→ Task statement:
Your task is to restate the data word for word.

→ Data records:
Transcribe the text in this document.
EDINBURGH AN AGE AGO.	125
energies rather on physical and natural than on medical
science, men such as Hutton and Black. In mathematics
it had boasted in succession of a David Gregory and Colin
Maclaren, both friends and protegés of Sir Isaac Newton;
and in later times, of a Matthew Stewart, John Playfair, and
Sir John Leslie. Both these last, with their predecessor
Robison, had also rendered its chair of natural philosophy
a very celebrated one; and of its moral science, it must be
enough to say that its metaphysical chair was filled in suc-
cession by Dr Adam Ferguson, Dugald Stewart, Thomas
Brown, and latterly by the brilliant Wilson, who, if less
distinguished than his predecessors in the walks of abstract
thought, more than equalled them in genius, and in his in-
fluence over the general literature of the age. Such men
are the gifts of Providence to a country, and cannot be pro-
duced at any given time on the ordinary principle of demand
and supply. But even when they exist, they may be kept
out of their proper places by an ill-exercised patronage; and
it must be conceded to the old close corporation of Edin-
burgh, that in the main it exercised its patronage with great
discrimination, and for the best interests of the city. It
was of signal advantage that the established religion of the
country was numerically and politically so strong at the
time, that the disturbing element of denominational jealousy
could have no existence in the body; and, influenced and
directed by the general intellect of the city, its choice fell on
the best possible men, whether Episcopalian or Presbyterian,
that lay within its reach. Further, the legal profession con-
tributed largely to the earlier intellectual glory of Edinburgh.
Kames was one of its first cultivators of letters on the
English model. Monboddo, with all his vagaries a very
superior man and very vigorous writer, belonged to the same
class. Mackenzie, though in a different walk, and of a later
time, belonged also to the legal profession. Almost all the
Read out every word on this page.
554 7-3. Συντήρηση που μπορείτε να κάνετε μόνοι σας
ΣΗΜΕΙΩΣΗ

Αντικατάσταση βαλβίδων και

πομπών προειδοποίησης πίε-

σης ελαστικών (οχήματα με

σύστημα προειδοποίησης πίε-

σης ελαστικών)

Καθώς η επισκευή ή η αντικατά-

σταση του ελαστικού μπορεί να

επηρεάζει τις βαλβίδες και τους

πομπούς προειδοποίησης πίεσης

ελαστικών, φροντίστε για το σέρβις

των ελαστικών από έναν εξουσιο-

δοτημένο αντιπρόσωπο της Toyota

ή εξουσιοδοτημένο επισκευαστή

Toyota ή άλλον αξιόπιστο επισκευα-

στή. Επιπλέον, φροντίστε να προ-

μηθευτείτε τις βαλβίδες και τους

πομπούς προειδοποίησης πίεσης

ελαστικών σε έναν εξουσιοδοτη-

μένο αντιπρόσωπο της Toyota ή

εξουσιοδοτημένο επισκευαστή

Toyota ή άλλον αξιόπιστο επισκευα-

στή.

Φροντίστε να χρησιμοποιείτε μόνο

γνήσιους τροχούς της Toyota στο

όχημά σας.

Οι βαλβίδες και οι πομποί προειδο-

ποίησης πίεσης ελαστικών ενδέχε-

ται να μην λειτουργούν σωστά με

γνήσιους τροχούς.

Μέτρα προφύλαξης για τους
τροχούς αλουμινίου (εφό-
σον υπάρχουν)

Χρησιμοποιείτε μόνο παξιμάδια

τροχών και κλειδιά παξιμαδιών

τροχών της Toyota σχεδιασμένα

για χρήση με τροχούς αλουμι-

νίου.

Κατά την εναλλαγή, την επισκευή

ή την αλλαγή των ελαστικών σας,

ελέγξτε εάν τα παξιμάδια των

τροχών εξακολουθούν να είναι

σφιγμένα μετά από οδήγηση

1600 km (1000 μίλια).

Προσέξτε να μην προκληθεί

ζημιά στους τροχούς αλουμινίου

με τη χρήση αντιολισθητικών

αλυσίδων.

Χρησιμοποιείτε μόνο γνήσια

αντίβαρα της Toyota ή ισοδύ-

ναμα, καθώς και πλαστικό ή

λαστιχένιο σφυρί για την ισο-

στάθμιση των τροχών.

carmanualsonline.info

→ Solved exercise:
Transcribe the text in this document.
EDINBURGH AN AGE AGO.	125
energies rather on physical and natural than on medical
science, men such as Hutton and Black. In mathematics
it had boasted in succession of a David Gregory and Colin
Maclaren, both friends and protegés of Sir Isaac Newton;
and in later times, of a Matthew Stewart, John Playfair, and
Sir John Leslie. Both these last, with their predecessor
Robison, had also rendered its chair of natural philosophy
a very celebrated one; and of its moral science, it must be
enough to say that its metaphysical chair was filled in suc-
cession by Dr Adam Ferguson, Dugald Stewart, Thomas
Brown, and latterly by the brilliant Wilson, who, if less
distinguished than his predecessors in the walks of abstract
thought, more than equalled them in genius, and in his in-
fluence over the general literature of the age. Such men
are the gifts of Providence to a country, and cannot be pro-
duced at any given time on the ordinary principle of demand
and supply. But even when they exist, they may be kept
out of their proper places by an ill-exercised patronage; and
it must be conceded to the old close corporation of Edin-
burgh, that in the main it exercised its patronage with great
discrimination, and for the best interests of the city. It
was of signal advantage that the established religion of the
country was numerically and politically so strong at the
time, that the disturbing element of denominational jealousy
could have no existence in the body; and, influenced and
directed by the general intellect of the city, its choice fell on
the best possible men, whether Episcopalian or Presbyterian,
that lay within its reach. Further, the legal profession con-
tributed largely to the earlier intellectual glory of Edinburgh.
Kames was one of its first cultivators of letters on the
English model. Monboddo, with all his vagaries a very
superior man and very vigorous writer, belonged to the same
class. Mackenzie, though in a different walk, and of a later
time, belonged also to the legal profession. Almost all the
Read out every word on this page.
554 7-3. Συντήρηση που μπορείτε να κάνετε μόνοι σας
ΣΗΜΕΙΩΣΗ

Αντικατάσταση βαλβίδων και

πομπών προειδοποίησης πίε-

σης ελαστικών (οχήματα με

σύστημα προειδοποίησης πίε-

σης ελαστικών)

Καθώς η επισκευή ή η αντικατά-

σταση του ελαστικού μπορεί να

επηρεάζει τις βαλβίδες και τους

πομπούς προειδοποίησης πίεσης

ελαστικών, φροντίστε για το σέρβις

των ελαστικών από έναν εξουσιο-

δοτημένο αντιπρόσωπο της Toyota

ή εξουσιοδοτημένο επισκευαστή

Toyota ή άλλον αξιόπιστο επισκευα-

στή. Επιπλέον, φροντίστε να προ-

μηθευτείτε τις βαλβίδες και τους

πομπούς προειδοποίησης πίεσης

ελαστικών σε έναν εξουσιοδοτη-

μένο αντιπρόσωπο της Toyota ή

εξουσιοδοτημένο επισκευαστή

Toyota ή άλλον αξιόπιστο επισκευα-

στή.

Φροντίστε να χρησιμοποιείτε μόνο

γνήσιους τροχούς της Toyota στο

όχημά σας.

Οι βαλβίδες και οι πομποί προειδο-

ποίησης πίεσης ελαστικών ενδέχε-

ται να μην λειτουργούν σωστά με

γνήσιους τροχούς.

Μέτρα προφύλαξης για τους
τροχούς αλουμινίου (εφό-
σον υπάρχουν)

Χρησιμοποιείτε μόνο παξιμάδια

τροχών και κλειδιά παξιμαδιών

τροχών της Toyota σχεδιασμένα

για χρήση με τροχούς αλουμι-

νίου.

Κατά την εναλλαγή, την επισκευή

ή την αλλαγή των ελαστικών σας,

ελέγξτε εάν τα παξιμάδια των

τροχών εξακολουθούν να είναι

σφιγμένα μετά από οδήγηση

1600 km (1000 μίλια).

Προσέξτε να μην προκληθεί

ζημιά στους τροχούς αλουμινίου

με τη χρήση αντιολισθητικών

αλυσίδων.

Χρησιμοποιείτε μόνο γνήσια

αντίβαρα της Toyota ή ισοδύ-

ναμα, καθώς και πλαστικό ή

λαστιχένιο σφυρί για την ισο-

στάθμιση των τροχών.

carmanualsonline.info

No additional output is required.